Task to carry out:
Leave out any pictures and transcribe all other data below exactly.

Given information:
[start]

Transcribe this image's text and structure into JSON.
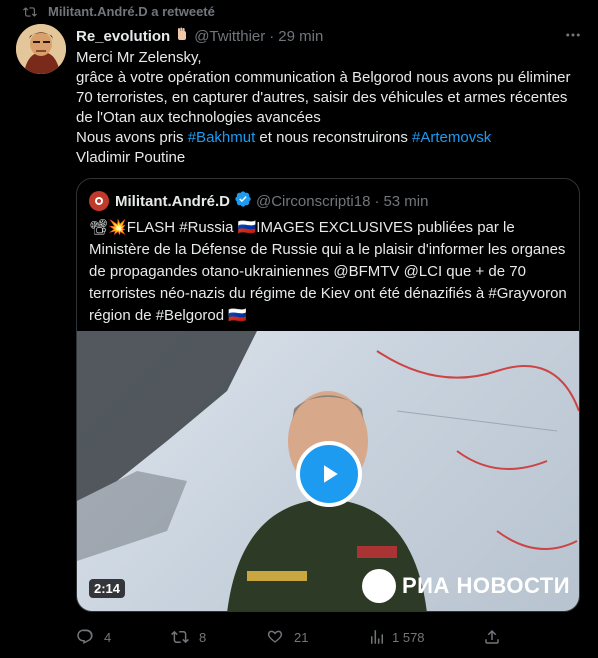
{
  "retweet": {
    "label": "Militant.André.D a retweeté"
  },
  "tweet": {
    "author_name": "Re_evolution",
    "author_handle": "@Twitthier",
    "time": "29 min",
    "text": {
      "line1": "Merci Mr Zelensky,",
      "line2": "grâce à votre opération communication à Belgorod nous avons pu éliminer 70 terroristes, en capturer d'autres, saisir des véhicules et armes récentes de l'Otan aux technologies avancées",
      "line3_prefix": "Nous avons pris ",
      "hashtag1": "#Bakhmut",
      "line3_mid": " et nous reconstruirons ",
      "hashtag2": "#Artemovsk",
      "line4": "Vladimir Poutine"
    }
  },
  "quote": {
    "author_name": "Militant.André.D",
    "author_handle": "@Circonscripti18",
    "time": "53 min",
    "text": "📽💥FLASH #Russia 🇷🇺IMAGES EXCLUSIVES publiées par le Ministère de la Défense de Russie qui a le plaisir d'informer les organes de propagandes otano-ukrainiennes @BFMTV @LCI que + de 70 terroristes néo-nazis du régime de Kiev ont été dénazifiés à #Grayvoron région de #Belgorod 🇷🇺",
    "video": {
      "duration": "2:14",
      "watermark": "РИА НОВОСТИ"
    }
  },
  "actions": {
    "replies": "4",
    "retweets": "8",
    "likes": "21",
    "views": "1 578"
  },
  "colors": {
    "accent": "#1d9bf0",
    "muted": "#71767b",
    "bg": "#000000"
  }
}
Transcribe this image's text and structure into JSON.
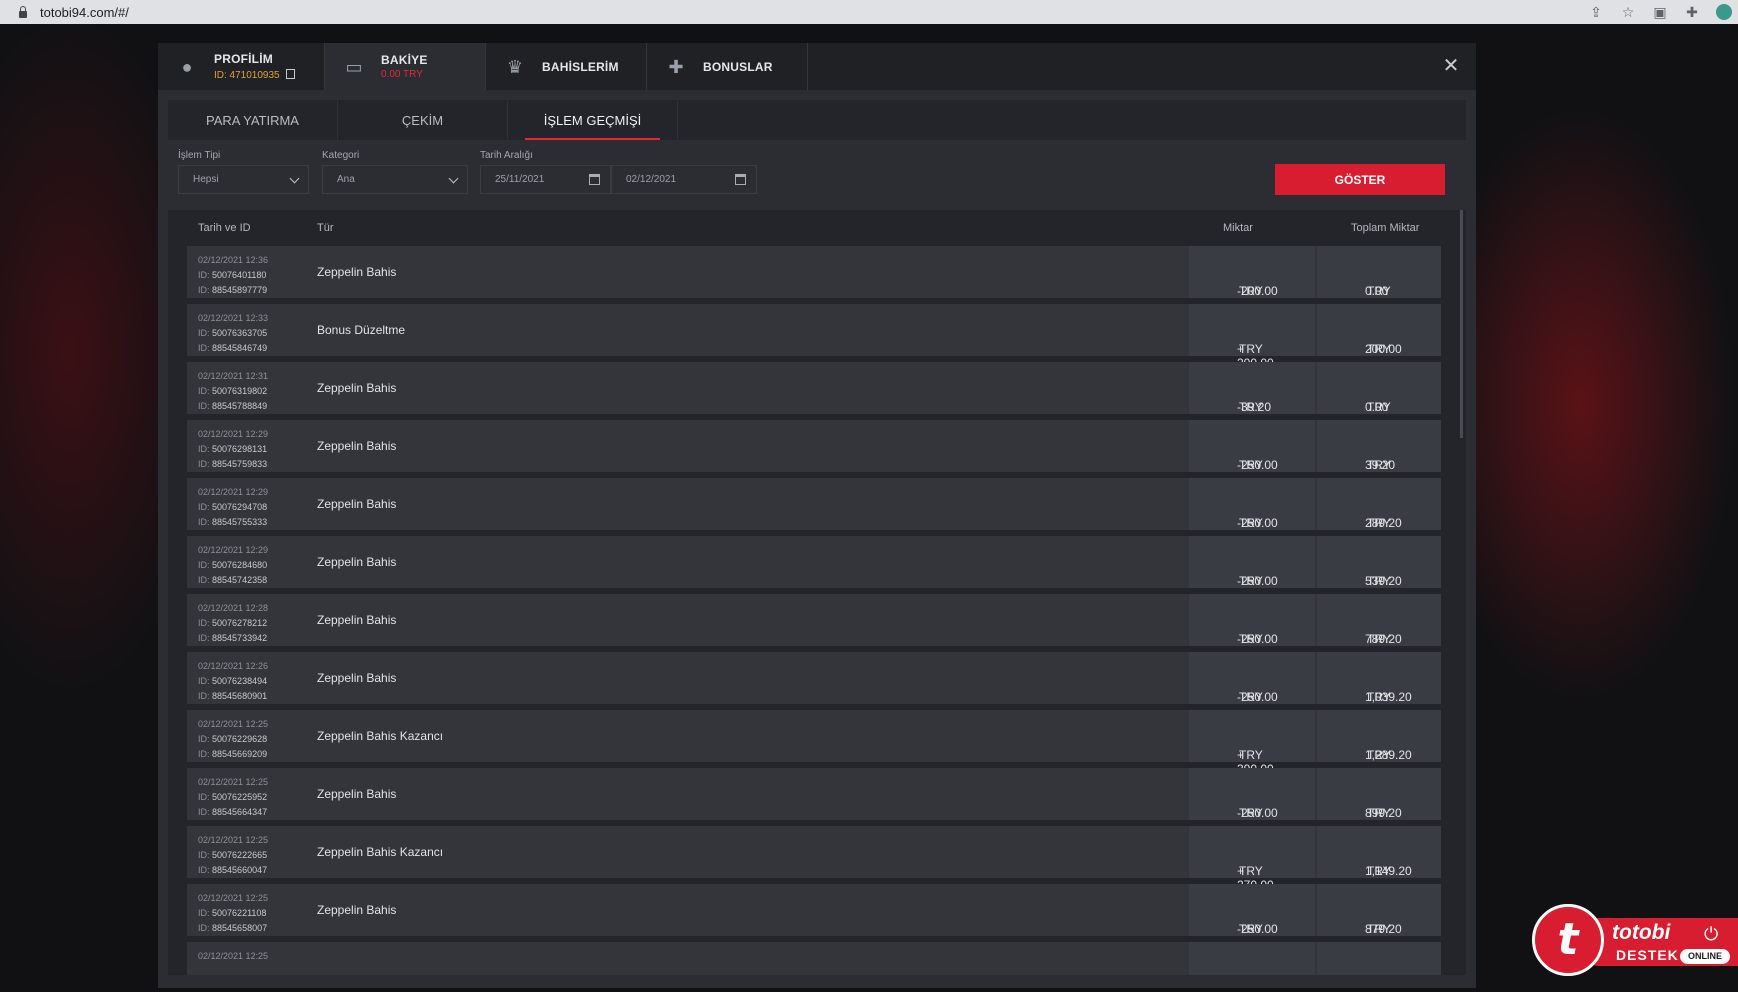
{
  "browser": {
    "url": "totobi94.com/#/"
  },
  "topnav": {
    "profile": {
      "label": "PROFİLİM",
      "sub": "ID: 471010935"
    },
    "balance": {
      "label": "BAKİYE",
      "sub": "0.00 TRY"
    },
    "bets": {
      "label": "BAHİSLERİM"
    },
    "bonuses": {
      "label": "BONUSLAR"
    },
    "close": "✕"
  },
  "tabs": [
    "PARA YATIRMA",
    "ÇEKİM",
    "İŞLEM GEÇMİŞİ"
  ],
  "filters": {
    "type_label": "İşlem Tipi",
    "type_value": "Hepsi",
    "category_label": "Kategori",
    "category_value": "Ana",
    "date_label": "Tarih Aralığı",
    "date_from": "25/11/2021",
    "date_to": "02/12/2021",
    "show_button": "GÖSTER"
  },
  "table": {
    "headers": {
      "date_id": "Tarih ve ID",
      "type": "Tür",
      "amount": "Miktar",
      "total": "Toplam Miktar"
    },
    "rows": [
      {
        "date": "02/12/2021 12:36",
        "id1_label": "ID:",
        "id1": "50076401180",
        "id2_label": "ID:",
        "id2": "88545897779",
        "type": "Zeppelin Bahis",
        "amount": "-200.00",
        "amount_cur": "TRY",
        "total": "0.00",
        "total_cur": "TRY"
      },
      {
        "date": "02/12/2021 12:33",
        "id1_label": "ID:",
        "id1": "50076363705",
        "id2_label": "ID:",
        "id2": "88545846749",
        "type": "Bonus Düzeltme",
        "amount": "+ 200.00",
        "amount_cur": "TRY",
        "total": "200.00",
        "total_cur": "TRY"
      },
      {
        "date": "02/12/2021 12:31",
        "id1_label": "ID:",
        "id1": "50076319802",
        "id2_label": "ID:",
        "id2": "88545788849",
        "type": "Zeppelin Bahis",
        "amount": "-39.20",
        "amount_cur": "TRY",
        "total": "0.00",
        "total_cur": "TRY"
      },
      {
        "date": "02/12/2021 12:29",
        "id1_label": "ID:",
        "id1": "50076298131",
        "id2_label": "ID:",
        "id2": "88545759833",
        "type": "Zeppelin Bahis",
        "amount": "-250.00",
        "amount_cur": "TRY",
        "total": "39.20",
        "total_cur": "TRY"
      },
      {
        "date": "02/12/2021 12:29",
        "id1_label": "ID:",
        "id1": "50076294708",
        "id2_label": "ID:",
        "id2": "88545755333",
        "type": "Zeppelin Bahis",
        "amount": "-250.00",
        "amount_cur": "TRY",
        "total": "289.20",
        "total_cur": "TRY"
      },
      {
        "date": "02/12/2021 12:29",
        "id1_label": "ID:",
        "id1": "50076284680",
        "id2_label": "ID:",
        "id2": "88545742358",
        "type": "Zeppelin Bahis",
        "amount": "-250.00",
        "amount_cur": "TRY",
        "total": "539.20",
        "total_cur": "TRY"
      },
      {
        "date": "02/12/2021 12:28",
        "id1_label": "ID:",
        "id1": "50076278212",
        "id2_label": "ID:",
        "id2": "88545733942",
        "type": "Zeppelin Bahis",
        "amount": "-250.00",
        "amount_cur": "TRY",
        "total": "789.20",
        "total_cur": "TRY"
      },
      {
        "date": "02/12/2021 12:26",
        "id1_label": "ID:",
        "id1": "50076238494",
        "id2_label": "ID:",
        "id2": "88545680901",
        "type": "Zeppelin Bahis",
        "amount": "-250.00",
        "amount_cur": "TRY",
        "total": "1,039.20",
        "total_cur": "TRY"
      },
      {
        "date": "02/12/2021 12:25",
        "id1_label": "ID:",
        "id1": "50076229628",
        "id2_label": "ID:",
        "id2": "88545669209",
        "type": "Zeppelin Bahis Kazancı",
        "amount": "+ 390.00",
        "amount_cur": "TRY",
        "total": "1,289.20",
        "total_cur": "TRY"
      },
      {
        "date": "02/12/2021 12:25",
        "id1_label": "ID:",
        "id1": "50076225952",
        "id2_label": "ID:",
        "id2": "88545664347",
        "type": "Zeppelin Bahis",
        "amount": "-250.00",
        "amount_cur": "TRY",
        "total": "899.20",
        "total_cur": "TRY"
      },
      {
        "date": "02/12/2021 12:25",
        "id1_label": "ID:",
        "id1": "50076222665",
        "id2_label": "ID:",
        "id2": "88545660047",
        "type": "Zeppelin Bahis Kazancı",
        "amount": "+ 270.00",
        "amount_cur": "TRY",
        "total": "1,149.20",
        "total_cur": "TRY"
      },
      {
        "date": "02/12/2021 12:25",
        "id1_label": "ID:",
        "id1": "50076221108",
        "id2_label": "ID:",
        "id2": "88545658007",
        "type": "Zeppelin Bahis",
        "amount": "-250.00",
        "amount_cur": "TRY",
        "total": "879.20",
        "total_cur": "TRY"
      },
      {
        "date": "02/12/2021 12:25",
        "id1_label": "",
        "id1": "",
        "id2_label": "",
        "id2": "",
        "type": "",
        "amount": "",
        "amount_cur": "",
        "total": "",
        "total_cur": ""
      }
    ]
  },
  "support": {
    "logo_letter": "t",
    "brand": "totobi",
    "label": "DESTEK",
    "status": "ONLINE"
  },
  "colors": {
    "accent_red": "#d71d2f",
    "profile_id": "#e0a33a",
    "balance_value": "#e02a3a"
  },
  "icons": [
    "lock-icon",
    "share-icon",
    "star-icon",
    "extension-icon",
    "puzzle-icon",
    "user-icon",
    "wallet-icon",
    "trophy-icon",
    "gift-icon",
    "copy-icon",
    "close-icon",
    "chevron-down-icon",
    "calendar-icon",
    "power-icon"
  ]
}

[end]

Written solution:
Transcribe this image's text and structure into JSON.
{
  "retweet": {
    "label": "Militant.André.D a retweeté"
  },
  "tweet": {
    "author_name": "Re_evolution",
    "author_handle": "@Twitthier",
    "time": "29 min",
    "text": {
      "line1": "Merci Mr Zelensky,",
      "line2": "grâce à votre opération communication à Belgorod nous avons pu éliminer 70 terroristes, en capturer d'autres, saisir des véhicules et armes récentes de l'Otan aux technologies avancées",
      "line3_prefix": "Nous avons pris ",
      "hashtag1": "#Bakhmut",
      "line3_mid": " et nous reconstruirons ",
      "hashtag2": "#Artemovsk",
      "line4": "Vladimir Poutine"
    }
  },
  "quote": {
    "author_name": "Militant.André.D",
    "author_handle": "@Circonscripti18",
    "time": "53 min",
    "text": "📽💥FLASH #Russia 🇷🇺IMAGES EXCLUSIVES publiées par le Ministère de la Défense de Russie qui a le plaisir d'informer les organes de propagandes otano-ukrainiennes @BFMTV @LCI que + de 70 terroristes néo-nazis du régime de Kiev ont été dénazifiés à #Grayvoron région de #Belgorod 🇷🇺",
    "video": {
      "duration": "2:14",
      "watermark": "РИА НОВОСТИ"
    }
  },
  "actions": {
    "replies": "4",
    "retweets": "8",
    "likes": "21",
    "views": "1 578"
  },
  "colors": {
    "accent": "#1d9bf0",
    "muted": "#71767b",
    "bg": "#000000"
  }
}
Transcribe this image's text and structure into JSON.
{
  "browser": {
    "url": "totobi94.com/#/"
  },
  "topnav": {
    "profile": {
      "label": "PROFİLİM",
      "sub": "ID: 471010935"
    },
    "balance": {
      "label": "BAKİYE",
      "sub": "0.00 TRY"
    },
    "bets": {
      "label": "BAHİSLERİM"
    },
    "bonuses": {
      "label": "BONUSLAR"
    },
    "close": "✕"
  },
  "tabs": [
    "PARA YATIRMA",
    "ÇEKİM",
    "İŞLEM GEÇMİŞİ"
  ],
  "filters": {
    "type_label": "İşlem Tipi",
    "type_value": "Hepsi",
    "category_label": "Kategori",
    "category_value": "Ana",
    "date_label": "Tarih Aralığı",
    "date_from": "25/11/2021",
    "date_to": "02/12/2021",
    "show_button": "GÖSTER"
  },
  "table": {
    "headers": {
      "date_id": "Tarih ve ID",
      "type": "Tür",
      "amount": "Miktar",
      "total": "Toplam Miktar"
    },
    "rows": [
      {
        "date": "02/12/2021 12:36",
        "id1_label": "ID:",
        "id1": "50076401180",
        "id2_label": "ID:",
        "id2": "88545897779",
        "type": "Zeppelin Bahis",
        "amount": "-200.00",
        "amount_cur": "TRY",
        "total": "0.00",
        "total_cur": "TRY"
      },
      {
        "date": "02/12/2021 12:33",
        "id1_label": "ID:",
        "id1": "50076363705",
        "id2_label": "ID:",
        "id2": "88545846749",
        "type": "Bonus Düzeltme",
        "amount": "+ 200.00",
        "amount_cur": "TRY",
        "total": "200.00",
        "total_cur": "TRY"
      },
      {
        "date": "02/12/2021 12:31",
        "id1_label": "ID:",
        "id1": "50076319802",
        "id2_label": "ID:",
        "id2": "88545788849",
        "type": "Zeppelin Bahis",
        "amount": "-39.20",
        "amount_cur": "TRY",
        "total": "0.00",
        "total_cur": "TRY"
      },
      {
        "date": "02/12/2021 12:29",
        "id1_label": "ID:",
        "id1": "50076298131",
        "id2_label": "ID:",
        "id2": "88545759833",
        "type": "Zeppelin Bahis",
        "amount": "-250.00",
        "amount_cur": "TRY",
        "total": "39.20",
        "total_cur": "TRY"
      },
      {
        "date": "02/12/2021 12:29",
        "id1_label": "ID:",
        "id1": "50076294708",
        "id2_label": "ID:",
        "id2": "88545755333",
        "type": "Zeppelin Bahis",
        "amount": "-250.00",
        "amount_cur": "TRY",
        "total": "289.20",
        "total_cur": "TRY"
      },
      {
        "date": "02/12/2021 12:29",
        "id1_label": "ID:",
        "id1": "50076284680",
        "id2_label": "ID:",
        "id2": "88545742358",
        "type": "Zeppelin Bahis",
        "amount": "-250.00",
        "amount_cur": "TRY",
        "total": "539.20",
        "total_cur": "TRY"
      },
      {
        "date": "02/12/2021 12:28",
        "id1_label": "ID:",
        "id1": "50076278212",
        "id2_label": "ID:",
        "id2": "88545733942",
        "type": "Zeppelin Bahis",
        "amount": "-250.00",
        "amount_cur": "TRY",
        "total": "789.20",
        "total_cur": "TRY"
      },
      {
        "date": "02/12/2021 12:26",
        "id1_label": "ID:",
        "id1": "50076238494",
        "id2_label": "ID:",
        "id2": "88545680901",
        "type": "Zeppelin Bahis",
        "amount": "-250.00",
        "amount_cur": "TRY",
        "total": "1,039.20",
        "total_cur": "TRY"
      },
      {
        "date": "02/12/2021 12:25",
        "id1_label": "ID:",
        "id1": "50076229628",
        "id2_label": "ID:",
        "id2": "88545669209",
        "type": "Zeppelin Bahis Kazancı",
        "amount": "+ 390.00",
        "amount_cur": "TRY",
        "total": "1,289.20",
        "total_cur": "TRY"
      },
      {
        "date": "02/12/2021 12:25",
        "id1_label": "ID:",
        "id1": "50076225952",
        "id2_label": "ID:",
        "id2": "88545664347",
        "type": "Zeppelin Bahis",
        "amount": "-250.00",
        "amount_cur": "TRY",
        "total": "899.20",
        "total_cur": "TRY"
      },
      {
        "date": "02/12/2021 12:25",
        "id1_label": "ID:",
        "id1": "50076222665",
        "id2_label": "ID:",
        "id2": "88545660047",
        "type": "Zeppelin Bahis Kazancı",
        "amount": "+ 270.00",
        "amount_cur": "TRY",
        "total": "1,149.20",
        "total_cur": "TRY"
      },
      {
        "date": "02/12/2021 12:25",
        "id1_label": "ID:",
        "id1": "50076221108",
        "id2_label": "ID:",
        "id2": "88545658007",
        "type": "Zeppelin Bahis",
        "amount": "-250.00",
        "amount_cur": "TRY",
        "total": "879.20",
        "total_cur": "TRY"
      },
      {
        "date": "02/12/2021 12:25",
        "id1_label": "",
        "id1": "",
        "id2_label": "",
        "id2": "",
        "type": "",
        "amount": "",
        "amount_cur": "",
        "total": "",
        "total_cur": ""
      }
    ]
  },
  "support": {
    "logo_letter": "t",
    "brand": "totobi",
    "label": "DESTEK",
    "status": "ONLINE"
  },
  "colors": {
    "accent_red": "#d71d2f",
    "profile_id": "#e0a33a",
    "balance_value": "#e02a3a"
  },
  "icons": [
    "lock-icon",
    "share-icon",
    "star-icon",
    "extension-icon",
    "puzzle-icon",
    "user-icon",
    "wallet-icon",
    "trophy-icon",
    "gift-icon",
    "copy-icon",
    "close-icon",
    "chevron-down-icon",
    "calendar-icon",
    "power-icon"
  ]
}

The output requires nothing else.